Task goal => In the City Center article, restate the passage from "Chase Bank will" to "make full payments.", replacing "Chase" with "U.S. Bank".

Jim Durda, general manager of City Center in Minneapolis, several weeks ago opened a $3 million-remodeled entrance on Seventh Street and the Nicollet Mall. The response in COVID-19 times was underwhelming for what's definitely an upgrade.
"In this lousy economy, we're doing OK," said Durda, an optimist by nature who's focused on the post-COVID future.
Chase Bank will soon open an office in City Center. Brooks Brothers has reopened in renovated space and Bell Bank plans to begin construction this fall on an inaugural downtown office. Discounter Marshall's is open seven days weekly and several restaurants remain open.
"Once we add Bell and Chase, we'll be about 90% leased in the retail portion and office tower" of square-block City Center, Durda added. "But retail sales are probably half of what they should be. It's really tough, particularly for independent operators."
Tenants are renegotiating their leases downward to reflect reduced revenue. Banks and other financial institutions are preparing to take write-downs on mortgages, thanks to property owners who can't make full payments.

Dataset =>
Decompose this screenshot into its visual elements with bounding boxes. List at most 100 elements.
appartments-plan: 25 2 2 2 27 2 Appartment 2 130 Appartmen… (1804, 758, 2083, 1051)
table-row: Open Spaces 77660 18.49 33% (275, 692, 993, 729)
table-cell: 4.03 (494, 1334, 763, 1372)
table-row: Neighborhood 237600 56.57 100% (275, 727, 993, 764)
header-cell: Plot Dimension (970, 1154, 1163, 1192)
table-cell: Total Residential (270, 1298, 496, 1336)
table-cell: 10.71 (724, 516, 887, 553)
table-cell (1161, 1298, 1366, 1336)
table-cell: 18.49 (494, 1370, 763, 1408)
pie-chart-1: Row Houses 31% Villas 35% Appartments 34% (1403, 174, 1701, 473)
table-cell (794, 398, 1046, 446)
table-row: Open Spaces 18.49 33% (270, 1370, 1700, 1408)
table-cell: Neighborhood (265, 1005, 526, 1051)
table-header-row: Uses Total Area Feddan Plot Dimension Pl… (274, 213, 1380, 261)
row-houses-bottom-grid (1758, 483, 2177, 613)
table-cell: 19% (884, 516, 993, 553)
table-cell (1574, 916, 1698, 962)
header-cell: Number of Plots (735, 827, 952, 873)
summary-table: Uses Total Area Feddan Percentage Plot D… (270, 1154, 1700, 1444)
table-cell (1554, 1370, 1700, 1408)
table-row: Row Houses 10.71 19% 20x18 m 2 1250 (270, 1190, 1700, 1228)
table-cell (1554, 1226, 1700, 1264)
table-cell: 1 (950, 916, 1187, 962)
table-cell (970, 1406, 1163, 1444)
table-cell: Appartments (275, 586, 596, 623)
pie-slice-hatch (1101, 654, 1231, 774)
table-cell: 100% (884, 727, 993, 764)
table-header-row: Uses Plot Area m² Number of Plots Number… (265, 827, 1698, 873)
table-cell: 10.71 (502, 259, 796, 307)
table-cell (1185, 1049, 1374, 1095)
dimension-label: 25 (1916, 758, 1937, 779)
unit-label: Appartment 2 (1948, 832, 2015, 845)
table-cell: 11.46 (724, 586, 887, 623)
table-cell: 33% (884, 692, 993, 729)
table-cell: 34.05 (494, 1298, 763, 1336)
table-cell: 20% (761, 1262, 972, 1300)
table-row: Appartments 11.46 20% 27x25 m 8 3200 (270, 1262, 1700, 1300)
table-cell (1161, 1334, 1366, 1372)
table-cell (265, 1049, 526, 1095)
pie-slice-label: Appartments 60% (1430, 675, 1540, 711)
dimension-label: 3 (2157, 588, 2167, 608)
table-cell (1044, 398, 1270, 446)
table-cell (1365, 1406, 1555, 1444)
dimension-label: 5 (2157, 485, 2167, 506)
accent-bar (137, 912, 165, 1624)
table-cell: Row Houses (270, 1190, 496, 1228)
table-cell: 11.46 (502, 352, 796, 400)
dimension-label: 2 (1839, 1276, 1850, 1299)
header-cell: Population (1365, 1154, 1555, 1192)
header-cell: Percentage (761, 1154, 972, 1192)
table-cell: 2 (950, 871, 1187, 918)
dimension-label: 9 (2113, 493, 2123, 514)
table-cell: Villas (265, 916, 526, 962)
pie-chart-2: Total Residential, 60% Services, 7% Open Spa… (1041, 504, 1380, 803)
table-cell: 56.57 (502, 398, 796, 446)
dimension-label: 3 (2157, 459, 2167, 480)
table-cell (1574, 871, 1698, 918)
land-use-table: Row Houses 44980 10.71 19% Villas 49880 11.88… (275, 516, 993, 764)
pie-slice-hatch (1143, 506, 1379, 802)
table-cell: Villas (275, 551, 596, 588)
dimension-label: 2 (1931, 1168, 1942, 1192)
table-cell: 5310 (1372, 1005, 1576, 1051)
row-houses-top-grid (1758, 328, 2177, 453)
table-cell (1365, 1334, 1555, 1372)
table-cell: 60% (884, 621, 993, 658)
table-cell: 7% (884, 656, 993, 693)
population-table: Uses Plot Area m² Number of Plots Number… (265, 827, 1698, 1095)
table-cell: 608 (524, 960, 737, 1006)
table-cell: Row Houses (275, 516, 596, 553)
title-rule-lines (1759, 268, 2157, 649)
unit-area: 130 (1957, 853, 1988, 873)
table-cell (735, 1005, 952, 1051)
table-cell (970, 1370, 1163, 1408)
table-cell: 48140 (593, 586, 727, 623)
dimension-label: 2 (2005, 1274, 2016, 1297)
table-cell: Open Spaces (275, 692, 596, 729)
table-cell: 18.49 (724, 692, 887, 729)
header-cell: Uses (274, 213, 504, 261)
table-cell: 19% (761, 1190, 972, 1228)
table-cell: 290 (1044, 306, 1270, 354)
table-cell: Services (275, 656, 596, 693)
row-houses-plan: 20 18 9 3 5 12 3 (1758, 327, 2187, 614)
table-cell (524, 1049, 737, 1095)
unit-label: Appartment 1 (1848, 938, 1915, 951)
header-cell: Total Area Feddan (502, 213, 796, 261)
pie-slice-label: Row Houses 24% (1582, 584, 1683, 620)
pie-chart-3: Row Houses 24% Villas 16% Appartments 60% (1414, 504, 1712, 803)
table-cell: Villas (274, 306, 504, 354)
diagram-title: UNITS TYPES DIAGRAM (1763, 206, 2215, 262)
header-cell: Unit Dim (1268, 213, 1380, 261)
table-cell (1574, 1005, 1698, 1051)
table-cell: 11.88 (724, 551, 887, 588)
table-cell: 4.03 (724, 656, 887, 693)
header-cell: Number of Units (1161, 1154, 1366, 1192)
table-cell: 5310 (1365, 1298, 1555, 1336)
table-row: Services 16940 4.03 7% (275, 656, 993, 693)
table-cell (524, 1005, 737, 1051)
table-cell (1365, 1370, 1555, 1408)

Answer to this task =>
U.S. Bank Bank will soon open an office in City Center. Brooks Brothers has reopened in renovated space and Bell Bank plans to begin construction this fall on an inaugural downtown office. Discounter Marshall's is open seven days weekly and several restaurants remain open.
"Once we add Bell and U.S. Bank, we'll be about 90% leased in the retail portion and office tower" of square-block City Center, Durda added. "But retail sales are probably half of what they should be. It's really tough, particularly for independent operators."
Tenants are renegotiating their leases downward to reflect reduced revenue. Banks and other financial institutions are preparing to take write-downs on mortgages, thanks to property owners who can't make full payments.